>>>>

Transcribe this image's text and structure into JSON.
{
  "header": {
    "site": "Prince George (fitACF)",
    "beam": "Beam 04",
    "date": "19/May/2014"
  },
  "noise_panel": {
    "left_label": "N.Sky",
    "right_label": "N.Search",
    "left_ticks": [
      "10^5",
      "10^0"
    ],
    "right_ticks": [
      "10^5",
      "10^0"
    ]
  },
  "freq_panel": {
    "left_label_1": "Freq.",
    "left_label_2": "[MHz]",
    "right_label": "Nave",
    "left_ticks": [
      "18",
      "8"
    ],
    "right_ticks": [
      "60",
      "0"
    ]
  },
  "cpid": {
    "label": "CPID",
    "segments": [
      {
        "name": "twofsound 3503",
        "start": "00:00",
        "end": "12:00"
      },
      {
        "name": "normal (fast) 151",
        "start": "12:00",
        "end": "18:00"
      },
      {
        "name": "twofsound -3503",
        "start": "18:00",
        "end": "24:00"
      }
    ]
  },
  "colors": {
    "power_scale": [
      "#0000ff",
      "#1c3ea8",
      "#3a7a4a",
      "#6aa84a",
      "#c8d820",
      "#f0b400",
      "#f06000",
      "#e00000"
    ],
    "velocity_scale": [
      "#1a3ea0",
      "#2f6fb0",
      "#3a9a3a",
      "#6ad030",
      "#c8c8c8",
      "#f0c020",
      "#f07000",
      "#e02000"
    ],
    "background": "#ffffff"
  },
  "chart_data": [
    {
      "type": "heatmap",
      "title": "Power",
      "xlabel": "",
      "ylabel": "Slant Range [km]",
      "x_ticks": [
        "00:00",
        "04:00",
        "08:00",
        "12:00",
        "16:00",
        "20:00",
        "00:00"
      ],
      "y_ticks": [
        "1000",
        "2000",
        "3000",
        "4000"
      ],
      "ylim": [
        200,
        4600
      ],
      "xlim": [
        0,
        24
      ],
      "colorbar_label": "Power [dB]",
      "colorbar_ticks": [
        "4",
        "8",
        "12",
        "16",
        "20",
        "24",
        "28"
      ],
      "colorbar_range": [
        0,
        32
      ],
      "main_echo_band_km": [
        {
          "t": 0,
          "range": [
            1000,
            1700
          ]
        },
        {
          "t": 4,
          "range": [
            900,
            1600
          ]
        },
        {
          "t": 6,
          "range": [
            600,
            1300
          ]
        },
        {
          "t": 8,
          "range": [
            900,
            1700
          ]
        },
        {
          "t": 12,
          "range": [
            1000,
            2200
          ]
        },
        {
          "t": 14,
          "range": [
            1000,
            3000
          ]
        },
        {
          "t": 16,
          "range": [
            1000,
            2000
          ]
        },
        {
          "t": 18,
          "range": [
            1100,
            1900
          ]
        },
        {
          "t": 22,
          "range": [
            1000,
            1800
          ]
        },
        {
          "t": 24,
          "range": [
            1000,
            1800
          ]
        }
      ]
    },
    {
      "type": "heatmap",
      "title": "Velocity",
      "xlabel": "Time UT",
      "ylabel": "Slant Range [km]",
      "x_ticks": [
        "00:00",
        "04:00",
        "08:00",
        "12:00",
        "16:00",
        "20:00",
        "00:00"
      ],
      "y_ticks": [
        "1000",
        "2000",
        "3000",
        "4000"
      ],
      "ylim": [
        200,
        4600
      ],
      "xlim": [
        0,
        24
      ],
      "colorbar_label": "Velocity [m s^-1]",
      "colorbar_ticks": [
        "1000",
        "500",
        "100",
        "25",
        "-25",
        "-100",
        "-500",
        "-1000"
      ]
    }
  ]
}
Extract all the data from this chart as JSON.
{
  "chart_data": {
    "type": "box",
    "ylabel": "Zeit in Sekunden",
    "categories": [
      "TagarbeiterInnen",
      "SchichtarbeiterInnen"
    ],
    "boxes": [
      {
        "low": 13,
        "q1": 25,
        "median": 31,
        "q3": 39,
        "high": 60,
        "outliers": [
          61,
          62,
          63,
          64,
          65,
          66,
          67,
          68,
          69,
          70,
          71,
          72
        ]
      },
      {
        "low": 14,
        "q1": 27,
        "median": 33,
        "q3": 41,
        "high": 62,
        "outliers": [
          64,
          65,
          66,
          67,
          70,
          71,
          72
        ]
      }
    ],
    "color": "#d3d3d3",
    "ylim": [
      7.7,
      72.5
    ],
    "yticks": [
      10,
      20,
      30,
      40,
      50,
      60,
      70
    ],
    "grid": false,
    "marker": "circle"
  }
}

<<<<

Give back the whole listing, word for word.

Transcribe this image's text and structure into JSON.
{
  "header": {
    "site": "Prince George (fitACF)",
    "beam": "Beam 04",
    "date": "19/May/2014"
  },
  "noise_panel": {
    "left_label": "N.Sky",
    "right_label": "N.Search",
    "left_ticks": [
      "10^5",
      "10^0"
    ],
    "right_ticks": [
      "10^5",
      "10^0"
    ]
  },
  "freq_panel": {
    "left_label_1": "Freq.",
    "left_label_2": "[MHz]",
    "right_label": "Nave",
    "left_ticks": [
      "18",
      "8"
    ],
    "right_ticks": [
      "60",
      "0"
    ]
  },
  "cpid": {
    "label": "CPID",
    "segments": [
      {
        "name": "twofsound 3503",
        "start": "00:00",
        "end": "12:00"
      },
      {
        "name": "normal (fast) 151",
        "start": "12:00",
        "end": "18:00"
      },
      {
        "name": "twofsound -3503",
        "start": "18:00",
        "end": "24:00"
      }
    ]
  },
  "colors": {
    "power_scale": [
      "#0000ff",
      "#1c3ea8",
      "#3a7a4a",
      "#6aa84a",
      "#c8d820",
      "#f0b400",
      "#f06000",
      "#e00000"
    ],
    "velocity_scale": [
      "#1a3ea0",
      "#2f6fb0",
      "#3a9a3a",
      "#6ad030",
      "#c8c8c8",
      "#f0c020",
      "#f07000",
      "#e02000"
    ],
    "background": "#ffffff"
  },
  "chart_data": [
    {
      "type": "heatmap",
      "title": "Power",
      "xlabel": "",
      "ylabel": "Slant Range [km]",
      "x_ticks": [
        "00:00",
        "04:00",
        "08:00",
        "12:00",
        "16:00",
        "20:00",
        "00:00"
      ],
      "y_ticks": [
        "1000",
        "2000",
        "3000",
        "4000"
      ],
      "ylim": [
        200,
        4600
      ],
      "xlim": [
        0,
        24
      ],
      "colorbar_label": "Power [dB]",
      "colorbar_ticks": [
        "4",
        "8",
        "12",
        "16",
        "20",
        "24",
        "28"
      ],
      "colorbar_range": [
        0,
        32
      ],
      "main_echo_band_km": [
        {
          "t": 0,
          "range": [
            1000,
            1700
          ]
        },
        {
          "t": 4,
          "range": [
            900,
            1600
          ]
        },
        {
          "t": 6,
          "range": [
            600,
            1300
          ]
        },
        {
          "t": 8,
          "range": [
            900,
            1700
          ]
        },
        {
          "t": 12,
          "range": [
            1000,
            2200
          ]
        },
        {
          "t": 14,
          "range": [
            1000,
            3000
          ]
        },
        {
          "t": 16,
          "range": [
            1000,
            2000
          ]
        },
        {
          "t": 18,
          "range": [
            1100,
            1900
          ]
        },
        {
          "t": 22,
          "range": [
            1000,
            1800
          ]
        },
        {
          "t": 24,
          "range": [
            1000,
            1800
          ]
        }
      ]
    },
    {
      "type": "heatmap",
      "title": "Velocity",
      "xlabel": "Time UT",
      "ylabel": "Slant Range [km]",
      "x_ticks": [
        "00:00",
        "04:00",
        "08:00",
        "12:00",
        "16:00",
        "20:00",
        "00:00"
      ],
      "y_ticks": [
        "1000",
        "2000",
        "3000",
        "4000"
      ],
      "ylim": [
        200,
        4600
      ],
      "xlim": [
        0,
        24
      ],
      "colorbar_label": "Velocity [m s^-1]",
      "colorbar_ticks": [
        "1000",
        "500",
        "100",
        "25",
        "-25",
        "-100",
        "-500",
        "-1000"
      ]
    }
  ]
}
Extract all the data from this chart as JSON.
{
  "chart_data": {
    "type": "box",
    "ylabel": "Zeit in Sekunden",
    "categories": [
      "TagarbeiterInnen",
      "SchichtarbeiterInnen"
    ],
    "boxes": [
      {
        "low": 13,
        "q1": 25,
        "median": 31,
        "q3": 39,
        "high": 60,
        "outliers": [
          61,
          62,
          63,
          64,
          65,
          66,
          67,
          68,
          69,
          70,
          71,
          72
        ]
      },
      {
        "low": 14,
        "q1": 27,
        "median": 33,
        "q3": 41,
        "high": 62,
        "outliers": [
          64,
          65,
          66,
          67,
          70,
          71,
          72
        ]
      }
    ],
    "color": "#d3d3d3",
    "ylim": [
      7.7,
      72.5
    ],
    "yticks": [
      10,
      20,
      30,
      40,
      50,
      60,
      70
    ],
    "grid": false,
    "marker": "circle"
  }
}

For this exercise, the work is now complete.